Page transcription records

+ + +

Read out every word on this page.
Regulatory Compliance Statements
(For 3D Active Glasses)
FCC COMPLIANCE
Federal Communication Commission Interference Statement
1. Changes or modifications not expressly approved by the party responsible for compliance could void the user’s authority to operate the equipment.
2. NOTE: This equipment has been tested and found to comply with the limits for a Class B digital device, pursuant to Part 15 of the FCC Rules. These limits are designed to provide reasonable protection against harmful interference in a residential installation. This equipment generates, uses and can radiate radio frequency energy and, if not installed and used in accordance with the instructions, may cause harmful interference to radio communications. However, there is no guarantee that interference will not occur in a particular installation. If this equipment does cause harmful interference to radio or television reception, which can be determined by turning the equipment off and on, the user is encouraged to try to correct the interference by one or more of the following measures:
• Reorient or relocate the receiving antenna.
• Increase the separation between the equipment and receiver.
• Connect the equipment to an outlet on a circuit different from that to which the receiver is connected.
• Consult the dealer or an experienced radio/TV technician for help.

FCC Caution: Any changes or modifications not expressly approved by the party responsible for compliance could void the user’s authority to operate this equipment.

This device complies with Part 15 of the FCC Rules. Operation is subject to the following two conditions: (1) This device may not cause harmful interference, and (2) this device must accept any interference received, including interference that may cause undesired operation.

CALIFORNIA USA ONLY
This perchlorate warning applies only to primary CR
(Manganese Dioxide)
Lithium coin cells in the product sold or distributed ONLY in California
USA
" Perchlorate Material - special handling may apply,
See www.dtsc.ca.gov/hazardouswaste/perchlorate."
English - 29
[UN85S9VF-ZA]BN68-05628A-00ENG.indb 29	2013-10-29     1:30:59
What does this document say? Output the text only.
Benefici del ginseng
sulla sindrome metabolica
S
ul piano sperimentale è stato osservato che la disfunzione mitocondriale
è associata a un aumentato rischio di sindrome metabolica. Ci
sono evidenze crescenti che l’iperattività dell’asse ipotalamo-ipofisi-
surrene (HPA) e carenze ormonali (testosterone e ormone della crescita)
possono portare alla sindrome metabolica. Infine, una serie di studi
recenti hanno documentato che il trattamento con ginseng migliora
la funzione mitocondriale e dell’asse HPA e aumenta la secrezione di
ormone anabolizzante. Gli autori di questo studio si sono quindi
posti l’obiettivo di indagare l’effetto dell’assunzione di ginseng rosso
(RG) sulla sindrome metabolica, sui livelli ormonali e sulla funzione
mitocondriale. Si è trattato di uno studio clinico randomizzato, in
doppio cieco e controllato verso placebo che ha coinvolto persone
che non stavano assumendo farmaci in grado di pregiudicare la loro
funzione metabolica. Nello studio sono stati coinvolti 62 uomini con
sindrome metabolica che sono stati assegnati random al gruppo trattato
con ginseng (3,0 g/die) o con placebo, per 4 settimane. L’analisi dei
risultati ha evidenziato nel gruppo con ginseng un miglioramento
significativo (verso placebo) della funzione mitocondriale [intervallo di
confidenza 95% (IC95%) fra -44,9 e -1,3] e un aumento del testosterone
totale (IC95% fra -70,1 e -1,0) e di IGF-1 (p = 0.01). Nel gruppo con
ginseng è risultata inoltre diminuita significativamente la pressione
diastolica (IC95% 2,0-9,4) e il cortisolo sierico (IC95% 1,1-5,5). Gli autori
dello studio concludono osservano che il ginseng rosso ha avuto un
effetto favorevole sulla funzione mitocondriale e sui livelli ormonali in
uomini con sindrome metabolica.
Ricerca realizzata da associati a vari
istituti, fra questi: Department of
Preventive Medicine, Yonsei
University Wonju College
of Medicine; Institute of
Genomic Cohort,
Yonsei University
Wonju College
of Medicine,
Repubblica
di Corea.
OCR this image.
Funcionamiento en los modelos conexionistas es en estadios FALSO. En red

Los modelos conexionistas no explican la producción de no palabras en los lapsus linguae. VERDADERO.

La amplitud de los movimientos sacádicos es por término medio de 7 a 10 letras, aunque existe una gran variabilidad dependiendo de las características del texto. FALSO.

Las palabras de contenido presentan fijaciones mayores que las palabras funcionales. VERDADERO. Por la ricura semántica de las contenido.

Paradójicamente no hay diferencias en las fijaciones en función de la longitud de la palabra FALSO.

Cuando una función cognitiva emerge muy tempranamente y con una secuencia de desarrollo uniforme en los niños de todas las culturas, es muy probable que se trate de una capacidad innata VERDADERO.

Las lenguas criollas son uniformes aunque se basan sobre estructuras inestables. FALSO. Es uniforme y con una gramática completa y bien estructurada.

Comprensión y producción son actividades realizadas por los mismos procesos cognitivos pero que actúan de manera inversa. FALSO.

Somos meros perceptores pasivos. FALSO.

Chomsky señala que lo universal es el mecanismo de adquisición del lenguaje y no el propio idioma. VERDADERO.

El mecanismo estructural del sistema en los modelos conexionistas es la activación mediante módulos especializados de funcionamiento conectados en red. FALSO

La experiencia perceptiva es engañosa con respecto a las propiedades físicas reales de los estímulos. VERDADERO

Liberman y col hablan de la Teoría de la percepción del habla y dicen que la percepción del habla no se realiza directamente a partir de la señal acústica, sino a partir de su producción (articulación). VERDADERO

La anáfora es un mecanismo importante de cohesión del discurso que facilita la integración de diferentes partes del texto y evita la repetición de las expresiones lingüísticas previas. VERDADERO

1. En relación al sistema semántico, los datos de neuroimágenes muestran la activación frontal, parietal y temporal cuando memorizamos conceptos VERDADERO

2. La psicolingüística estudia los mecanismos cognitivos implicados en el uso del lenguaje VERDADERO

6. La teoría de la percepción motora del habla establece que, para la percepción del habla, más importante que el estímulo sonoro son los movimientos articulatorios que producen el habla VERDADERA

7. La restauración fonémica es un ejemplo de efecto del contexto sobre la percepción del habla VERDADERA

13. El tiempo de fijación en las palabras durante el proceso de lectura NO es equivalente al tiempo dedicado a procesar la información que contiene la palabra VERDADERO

+ + +

- _WORK TO COMPLETE_
Scan the entries above for the word "party". Report the lines that hold it.

- _COMPLETED EXERCISE_
1. Changes or modifications not expressly approved by the party responsible for compliance could void the user’s authority to operate the equipment.
FCC Caution: Any changes or modifications not expressly approved by the party responsible for compliance could void the user’s authority to operate this equipment.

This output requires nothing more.